**TEXTE DE L'EXERCICE**
**********

Malgré toutes les reprises, il y avait un sentiment de légèreté grâce auquel leurs voix s’accordaient facilement. Flory s’en rendait très bien compte et voyait en Susan non seulement une élève talentueuse, mais aussi sa future partenaire sur scène. Le perfectionnisme de Flory était à la fois un mode d’enseignement et l’expression de sa nature profonde, et en Susan elle avait trouvé une élève parfaite. Susan acceptait avec grâce chaque directive, encouragée peut-être en sentant que le chant sépharade vivait déjà en elle et elle avait le chic pour absorber les leçons de Flory avec une vitesse et une constance étonnantes. Elles se produisirent en duo jusqu’à ce que Flory mette fin à sa carrière en 2017. Susan lui rendit encore visite presque chaque semaine, et durant la pandémie, elle lui chanta régulièrement par le truchement d’un écran jusqu’à ses derniers jours.
Flory patronna de nombreux autres musiciens en particulier ses propres enfants qui l’ont accompagnée de nombreuses fois sur scène et lors de ses enregistrements. « Chez nous, vous deviez chanter, vous n’aviez pas le choix! » disait en riant sa fille Betty. Flory a aussi formé en 2014 une autre chanteuse avec le soutien de notre programme: la très talentueuse Aviva Chernick de Toronto.

**********

(Données de prédiction de boîtes englobantes)
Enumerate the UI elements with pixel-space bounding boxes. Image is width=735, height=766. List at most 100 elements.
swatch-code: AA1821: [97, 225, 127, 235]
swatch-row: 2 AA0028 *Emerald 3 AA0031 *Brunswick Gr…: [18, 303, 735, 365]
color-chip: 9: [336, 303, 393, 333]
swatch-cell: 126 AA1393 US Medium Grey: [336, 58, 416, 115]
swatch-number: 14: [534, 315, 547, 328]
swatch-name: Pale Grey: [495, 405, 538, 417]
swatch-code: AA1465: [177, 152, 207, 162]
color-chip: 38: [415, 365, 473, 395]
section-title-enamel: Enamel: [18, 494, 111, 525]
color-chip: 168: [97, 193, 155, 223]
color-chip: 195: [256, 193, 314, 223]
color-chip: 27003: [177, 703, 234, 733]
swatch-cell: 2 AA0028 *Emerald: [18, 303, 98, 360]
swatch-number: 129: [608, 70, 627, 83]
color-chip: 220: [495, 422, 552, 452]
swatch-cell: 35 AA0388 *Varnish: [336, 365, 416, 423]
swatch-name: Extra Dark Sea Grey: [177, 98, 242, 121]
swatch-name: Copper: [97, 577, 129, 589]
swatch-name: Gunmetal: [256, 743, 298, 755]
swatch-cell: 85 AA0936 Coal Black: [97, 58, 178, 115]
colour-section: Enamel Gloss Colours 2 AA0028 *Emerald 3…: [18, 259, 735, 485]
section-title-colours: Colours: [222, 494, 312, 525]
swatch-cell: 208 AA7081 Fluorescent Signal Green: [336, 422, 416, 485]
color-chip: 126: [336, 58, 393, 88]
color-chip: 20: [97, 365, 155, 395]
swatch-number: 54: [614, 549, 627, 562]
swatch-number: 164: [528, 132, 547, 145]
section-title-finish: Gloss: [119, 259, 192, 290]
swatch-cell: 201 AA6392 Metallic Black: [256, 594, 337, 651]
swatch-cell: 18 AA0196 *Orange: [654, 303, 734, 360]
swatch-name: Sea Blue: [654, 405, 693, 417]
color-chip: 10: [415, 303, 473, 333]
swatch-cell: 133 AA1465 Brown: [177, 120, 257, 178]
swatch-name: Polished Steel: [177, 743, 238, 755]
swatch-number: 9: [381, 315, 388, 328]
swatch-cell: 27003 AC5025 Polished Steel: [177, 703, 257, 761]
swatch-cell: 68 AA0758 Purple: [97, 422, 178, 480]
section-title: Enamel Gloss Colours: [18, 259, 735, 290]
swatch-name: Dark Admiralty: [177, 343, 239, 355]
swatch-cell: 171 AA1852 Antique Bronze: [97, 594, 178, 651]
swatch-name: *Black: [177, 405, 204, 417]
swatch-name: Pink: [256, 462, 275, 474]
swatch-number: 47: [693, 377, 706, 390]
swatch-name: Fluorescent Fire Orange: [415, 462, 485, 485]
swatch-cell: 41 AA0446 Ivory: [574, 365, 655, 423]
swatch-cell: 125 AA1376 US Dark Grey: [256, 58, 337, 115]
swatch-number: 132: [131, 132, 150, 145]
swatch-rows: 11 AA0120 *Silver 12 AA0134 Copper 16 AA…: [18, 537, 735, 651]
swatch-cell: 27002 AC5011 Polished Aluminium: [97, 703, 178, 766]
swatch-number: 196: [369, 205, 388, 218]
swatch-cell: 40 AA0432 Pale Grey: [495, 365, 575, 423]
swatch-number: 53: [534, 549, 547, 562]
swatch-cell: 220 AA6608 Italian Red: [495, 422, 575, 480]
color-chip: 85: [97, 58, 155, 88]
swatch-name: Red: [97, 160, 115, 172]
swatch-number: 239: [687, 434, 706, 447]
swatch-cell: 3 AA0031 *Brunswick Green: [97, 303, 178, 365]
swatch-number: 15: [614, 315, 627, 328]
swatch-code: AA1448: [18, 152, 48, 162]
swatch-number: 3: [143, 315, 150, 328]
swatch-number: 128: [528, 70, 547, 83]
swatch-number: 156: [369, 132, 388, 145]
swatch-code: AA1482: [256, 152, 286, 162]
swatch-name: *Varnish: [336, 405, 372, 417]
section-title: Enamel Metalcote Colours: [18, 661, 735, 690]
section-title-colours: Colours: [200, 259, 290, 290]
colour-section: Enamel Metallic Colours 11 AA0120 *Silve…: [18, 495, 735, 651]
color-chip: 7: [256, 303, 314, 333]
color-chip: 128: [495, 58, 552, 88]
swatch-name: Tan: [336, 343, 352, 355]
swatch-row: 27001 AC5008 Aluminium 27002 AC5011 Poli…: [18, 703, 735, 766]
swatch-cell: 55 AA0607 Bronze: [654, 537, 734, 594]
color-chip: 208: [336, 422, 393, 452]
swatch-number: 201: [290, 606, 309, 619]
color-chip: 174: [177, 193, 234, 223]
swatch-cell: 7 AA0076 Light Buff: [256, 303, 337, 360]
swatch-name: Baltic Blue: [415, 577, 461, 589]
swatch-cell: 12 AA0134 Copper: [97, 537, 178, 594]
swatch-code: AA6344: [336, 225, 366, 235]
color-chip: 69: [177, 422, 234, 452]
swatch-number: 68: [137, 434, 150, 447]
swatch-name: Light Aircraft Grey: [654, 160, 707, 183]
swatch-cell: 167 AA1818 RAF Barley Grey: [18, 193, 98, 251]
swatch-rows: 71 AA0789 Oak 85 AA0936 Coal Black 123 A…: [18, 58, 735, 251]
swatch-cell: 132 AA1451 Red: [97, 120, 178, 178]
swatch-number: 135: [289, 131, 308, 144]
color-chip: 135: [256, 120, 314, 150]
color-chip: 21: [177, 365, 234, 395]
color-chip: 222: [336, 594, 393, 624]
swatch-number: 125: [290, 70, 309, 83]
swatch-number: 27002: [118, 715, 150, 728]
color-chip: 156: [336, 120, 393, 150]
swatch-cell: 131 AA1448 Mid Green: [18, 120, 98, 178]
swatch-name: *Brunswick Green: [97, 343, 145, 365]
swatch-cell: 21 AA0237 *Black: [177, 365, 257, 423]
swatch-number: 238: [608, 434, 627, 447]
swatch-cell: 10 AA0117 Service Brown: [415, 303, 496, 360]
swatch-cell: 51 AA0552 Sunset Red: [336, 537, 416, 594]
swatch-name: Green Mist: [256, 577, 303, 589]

**********

**CONSIGNES**
1. Relevez toutes les personnes désignées par un prénom ou un nom dans le texte sur Flory et Susan.
2. Poursuivez le texte sur Flory et Susan à la suite de sa dernière phrase.

**RÉPONSES NUMÉROTÉES**
1. Flory, Susan, Betty, Aviva Chernick

2.
L’enseignement de Flory se poursuivait lors de ses performances sur scène, qui consistaient en un canevas sans couture de récits et de chants. Assister à un concert de Flory signifiait assister à une sorte de master class où se déployaient les richesses du chant, de l’histoire et de la culture sépharades. Le sort des communautés où Flory a grandi est inextricablement lié à l’une des plus grandes tragédies du XXe siècle, mais elle n’a jamais mis l’accent dessus. Bien qu’elle ait pu aborder ses souvenirs traumatiques à la fin de sa carrière, ce qui définit le mieux sa musique et sa vie est un sens profond de la joie. Ses concerts étaient une ode à Vlasenica, la bourgade bosniaque où elle avait grandi. À travers les paroles et les chants, Flory peignait le tableau vivant d’un lieu où la naissance d’un enfant était l’occasion de réjouissances dans tout le quartier, où les enfants étaient trop excités pour dormir à la veille de la célébration de l’une des nombreuses fêtes qui rythmaient le calendrier, où le chant d’une grand-mère était considéré comme le plus précieux des cadeaux concevables et où les gens dansaient sans retenue et s’abandonnaient à l’amour.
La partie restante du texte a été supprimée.